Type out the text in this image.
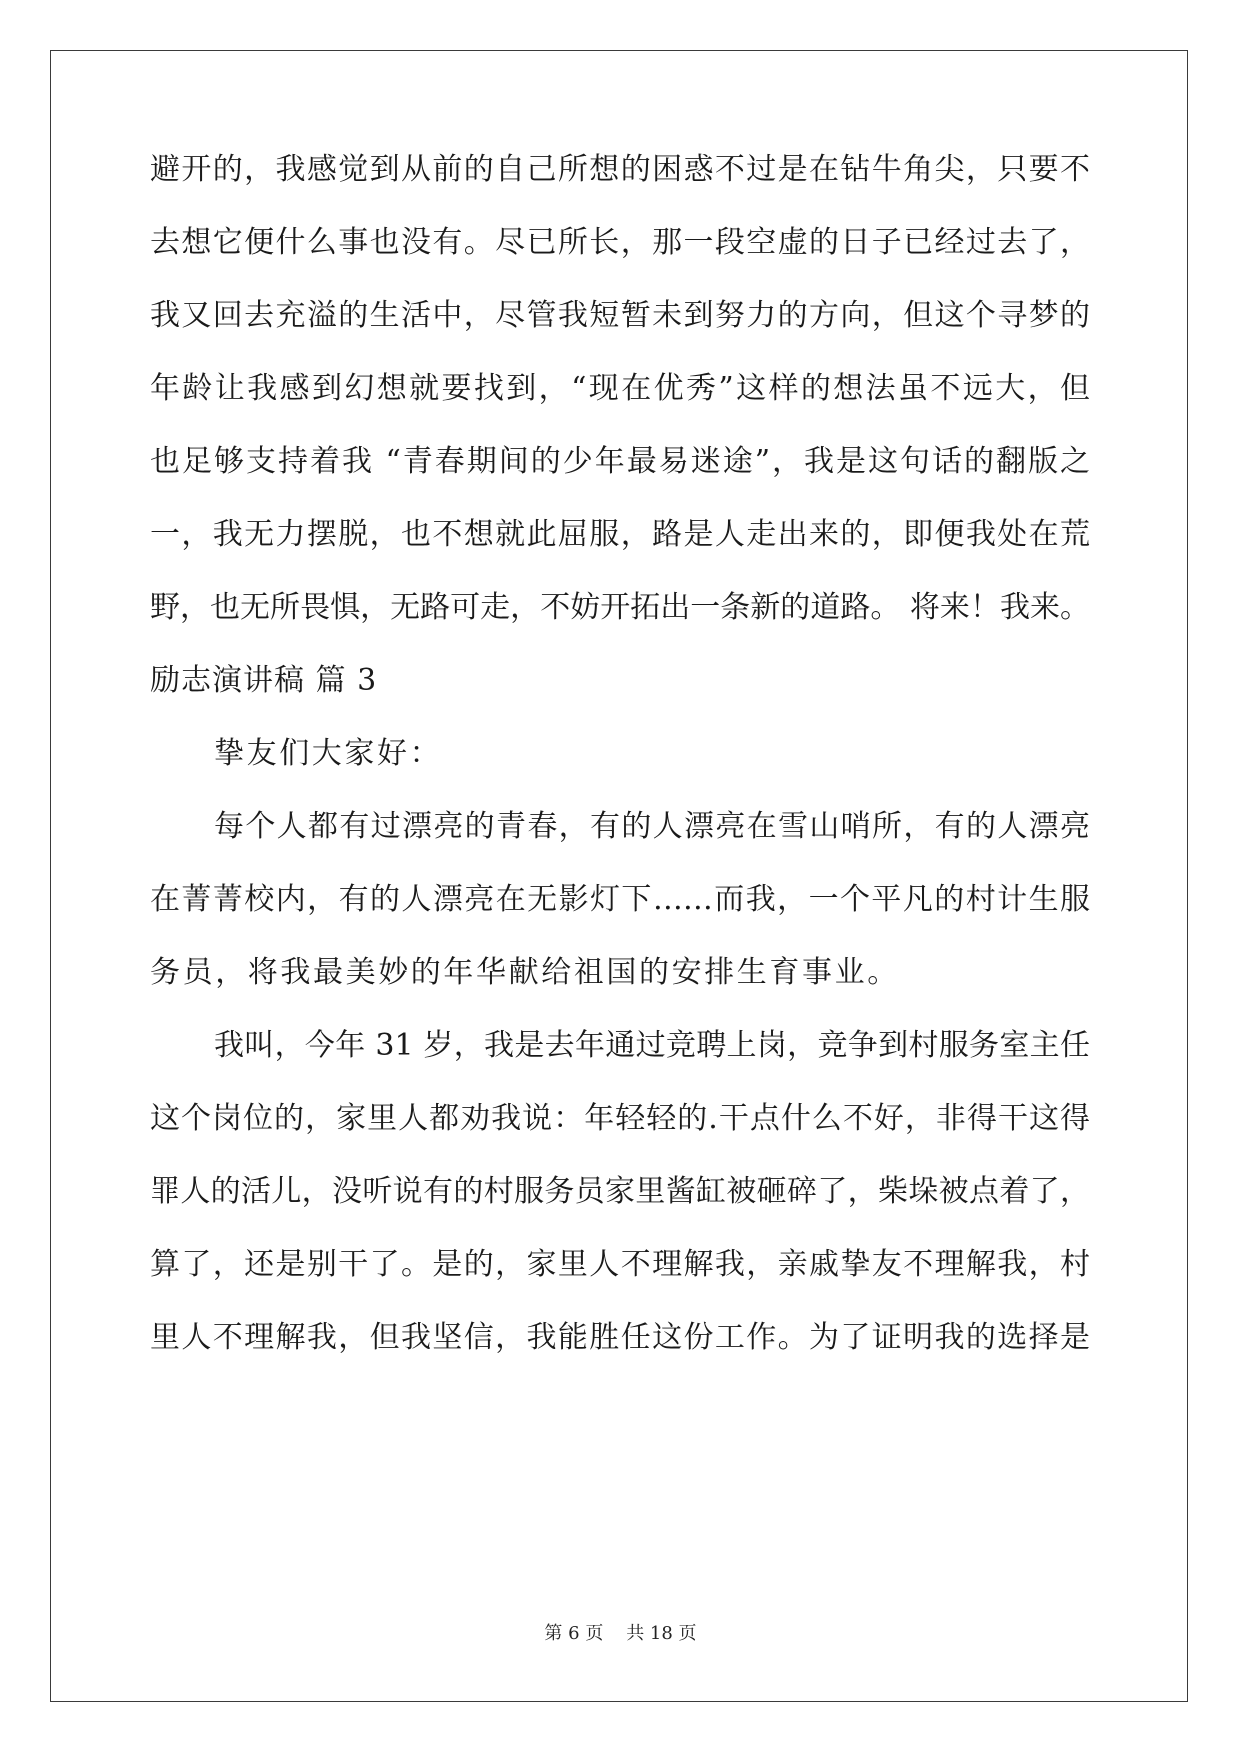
避开的，我感觉到从前的自己所想的困惑不过是在钻牛角尖，只要不
去想它便什么事也没有。尽已所长，那一段空虚的日子已经过去了，
我又回去充溢的生活中，尽管我短暂未到努力的方向，但这个寻梦的
年龄让我感到幻想就要找到，“现在优秀”这样的想法虽不远大，但
也足够支持着我 “青春期间的少年最易迷途”，我是这句话的翻版之
一，我无力摆脱，也不想就此屈服，路是人走出来的，即便我处在荒
野，也无所畏惧，无路可走，不妨开拓出一条新的道路。 将来！我来。
励志演讲稿 篇 3
挚友们大家好：
每个人都有过漂亮的青春，有的人漂亮在雪山哨所，有的人漂亮
在菁菁校内，有的人漂亮在无影灯下……而我，一个平凡的村计生服
务员，将我最美妙的年华献给祖国的安排生育事业。
我叫，今年 31 岁，我是去年通过竞聘上岗，竞争到村服务室主任
这个岗位的，家里人都劝我说：年轻轻的.干点什么不好，非得干这得
罪人的活儿，没听说有的村服务员家里酱缸被砸碎了，柴垛被点着了，
算了，还是别干了。是的，家里人不理解我，亲戚挚友不理解我，村
里人不理解我，但我坚信，我能胜任这份工作。为了证明我的选择是
第 6 页    共 18 页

····················

**Direction:** Without the pictures, extract every entry verbatim.

**Answer for the task:**
Type out the text in this image.
避开的，我感觉到从前的自己所想的困惑不过是在钻牛角尖，只要不
去想它便什么事也没有。尽已所长，那一段空虚的日子已经过去了，
我又回去充溢的生活中，尽管我短暂未到努力的方向，但这个寻梦的
年龄让我感到幻想就要找到，“现在优秀”这样的想法虽不远大，但
也足够支持着我 “青春期间的少年最易迷途”，我是这句话的翻版之
一，我无力摆脱，也不想就此屈服，路是人走出来的，即便我处在荒
野，也无所畏惧，无路可走，不妨开拓出一条新的道路。 将来！我来。
励志演讲稿 篇 3
挚友们大家好：
每个人都有过漂亮的青春，有的人漂亮在雪山哨所，有的人漂亮
在菁菁校内，有的人漂亮在无影灯下……而我，一个平凡的村计生服
务员，将我最美妙的年华献给祖国的安排生育事业。
我叫，今年 31 岁，我是去年通过竞聘上岗，竞争到村服务室主任
这个岗位的，家里人都劝我说：年轻轻的.干点什么不好，非得干这得
罪人的活儿，没听说有的村服务员家里酱缸被砸碎了，柴垛被点着了，
算了，还是别干了。是的，家里人不理解我，亲戚挚友不理解我，村
里人不理解我，但我坚信，我能胜任这份工作。为了证明我的选择是
第 6 页    共 18 页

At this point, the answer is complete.